--- START OF Information given ---

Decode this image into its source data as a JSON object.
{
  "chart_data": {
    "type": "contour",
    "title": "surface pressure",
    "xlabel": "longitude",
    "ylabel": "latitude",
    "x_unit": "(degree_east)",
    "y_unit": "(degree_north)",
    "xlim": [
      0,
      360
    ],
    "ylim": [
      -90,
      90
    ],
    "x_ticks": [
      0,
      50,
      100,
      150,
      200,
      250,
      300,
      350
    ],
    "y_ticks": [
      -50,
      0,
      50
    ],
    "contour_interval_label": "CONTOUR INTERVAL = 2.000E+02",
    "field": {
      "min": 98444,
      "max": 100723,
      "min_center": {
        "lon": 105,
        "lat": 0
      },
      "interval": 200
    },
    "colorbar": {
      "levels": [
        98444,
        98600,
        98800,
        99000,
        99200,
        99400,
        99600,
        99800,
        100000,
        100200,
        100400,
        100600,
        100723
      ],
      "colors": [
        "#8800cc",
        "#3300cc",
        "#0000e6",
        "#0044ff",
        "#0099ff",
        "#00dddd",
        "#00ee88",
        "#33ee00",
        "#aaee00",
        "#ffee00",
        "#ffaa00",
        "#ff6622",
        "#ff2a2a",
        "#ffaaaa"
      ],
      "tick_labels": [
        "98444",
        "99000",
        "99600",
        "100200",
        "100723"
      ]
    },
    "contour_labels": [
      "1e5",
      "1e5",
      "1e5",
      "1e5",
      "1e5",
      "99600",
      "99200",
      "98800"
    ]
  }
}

--- END OF Information given ---

**Set exercise**
Repeat back the data above, exact to the last character.

**Exercise output**
Decode this image into its source data as a JSON object.
{
  "chart_data": {
    "type": "contour",
    "title": "surface pressure",
    "xlabel": "longitude",
    "ylabel": "latitude",
    "x_unit": "(degree_east)",
    "y_unit": "(degree_north)",
    "xlim": [
      0,
      360
    ],
    "ylim": [
      -90,
      90
    ],
    "x_ticks": [
      0,
      50,
      100,
      150,
      200,
      250,
      300,
      350
    ],
    "y_ticks": [
      -50,
      0,
      50
    ],
    "contour_interval_label": "CONTOUR INTERVAL = 2.000E+02",
    "field": {
      "min": 98444,
      "max": 100723,
      "min_center": {
        "lon": 105,
        "lat": 0
      },
      "interval": 200
    },
    "colorbar": {
      "levels": [
        98444,
        98600,
        98800,
        99000,
        99200,
        99400,
        99600,
        99800,
        100000,
        100200,
        100400,
        100600,
        100723
      ],
      "colors": [
        "#8800cc",
        "#3300cc",
        "#0000e6",
        "#0044ff",
        "#0099ff",
        "#00dddd",
        "#00ee88",
        "#33ee00",
        "#aaee00",
        "#ffee00",
        "#ffaa00",
        "#ff6622",
        "#ff2a2a",
        "#ffaaaa"
      ],
      "tick_labels": [
        "98444",
        "99000",
        "99600",
        "100200",
        "100723"
      ]
    },
    "contour_labels": [
      "1e5",
      "1e5",
      "1e5",
      "1e5",
      "1e5",
      "99600",
      "99200",
      "98800"
    ]
  }
}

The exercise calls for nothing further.